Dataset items
· · · · ·
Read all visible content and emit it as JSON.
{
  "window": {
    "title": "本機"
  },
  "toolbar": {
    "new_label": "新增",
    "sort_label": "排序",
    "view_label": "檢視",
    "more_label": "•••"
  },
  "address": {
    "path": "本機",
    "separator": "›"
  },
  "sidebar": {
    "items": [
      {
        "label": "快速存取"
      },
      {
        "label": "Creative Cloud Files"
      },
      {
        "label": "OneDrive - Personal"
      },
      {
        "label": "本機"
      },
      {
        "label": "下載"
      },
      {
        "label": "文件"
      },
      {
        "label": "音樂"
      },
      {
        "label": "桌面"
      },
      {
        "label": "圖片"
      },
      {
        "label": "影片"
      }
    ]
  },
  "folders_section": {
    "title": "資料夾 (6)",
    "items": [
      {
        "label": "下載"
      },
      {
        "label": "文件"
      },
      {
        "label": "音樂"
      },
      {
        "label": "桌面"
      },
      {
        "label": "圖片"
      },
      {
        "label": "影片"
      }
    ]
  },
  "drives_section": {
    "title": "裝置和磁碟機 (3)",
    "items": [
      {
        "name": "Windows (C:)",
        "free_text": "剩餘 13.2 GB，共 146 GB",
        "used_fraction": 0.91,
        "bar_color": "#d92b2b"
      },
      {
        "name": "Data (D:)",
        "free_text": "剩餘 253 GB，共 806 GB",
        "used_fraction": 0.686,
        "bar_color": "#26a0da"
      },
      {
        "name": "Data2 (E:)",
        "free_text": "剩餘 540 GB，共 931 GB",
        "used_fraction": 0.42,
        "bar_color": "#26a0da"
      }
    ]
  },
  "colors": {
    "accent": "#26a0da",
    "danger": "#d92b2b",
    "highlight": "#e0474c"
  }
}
· · · · ·
- Task
Repeat each record exactly. Omit nothing.

- The reply
Read all visible content and emit it as JSON.
{
  "window": {
    "title": "本機"
  },
  "toolbar": {
    "new_label": "新增",
    "sort_label": "排序",
    "view_label": "檢視",
    "more_label": "•••"
  },
  "address": {
    "path": "本機",
    "separator": "›"
  },
  "sidebar": {
    "items": [
      {
        "label": "快速存取"
      },
      {
        "label": "Creative Cloud Files"
      },
      {
        "label": "OneDrive - Personal"
      },
      {
        "label": "本機"
      },
      {
        "label": "下載"
      },
      {
        "label": "文件"
      },
      {
        "label": "音樂"
      },
      {
        "label": "桌面"
      },
      {
        "label": "圖片"
      },
      {
        "label": "影片"
      }
    ]
  },
  "folders_section": {
    "title": "資料夾 (6)",
    "items": [
      {
        "label": "下載"
      },
      {
        "label": "文件"
      },
      {
        "label": "音樂"
      },
      {
        "label": "桌面"
      },
      {
        "label": "圖片"
      },
      {
        "label": "影片"
      }
    ]
  },
  "drives_section": {
    "title": "裝置和磁碟機 (3)",
    "items": [
      {
        "name": "Windows (C:)",
        "free_text": "剩餘 13.2 GB，共 146 GB",
        "used_fraction": 0.91,
        "bar_color": "#d92b2b"
      },
      {
        "name": "Data (D:)",
        "free_text": "剩餘 253 GB，共 806 GB",
        "used_fraction": 0.686,
        "bar_color": "#26a0da"
      },
      {
        "name": "Data2 (E:)",
        "free_text": "剩餘 540 GB，共 931 GB",
        "used_fraction": 0.42,
        "bar_color": "#26a0da"
      }
    ]
  },
  "colors": {
    "accent": "#26a0da",
    "danger": "#d92b2b",
    "highlight": "#e0474c"
  }
}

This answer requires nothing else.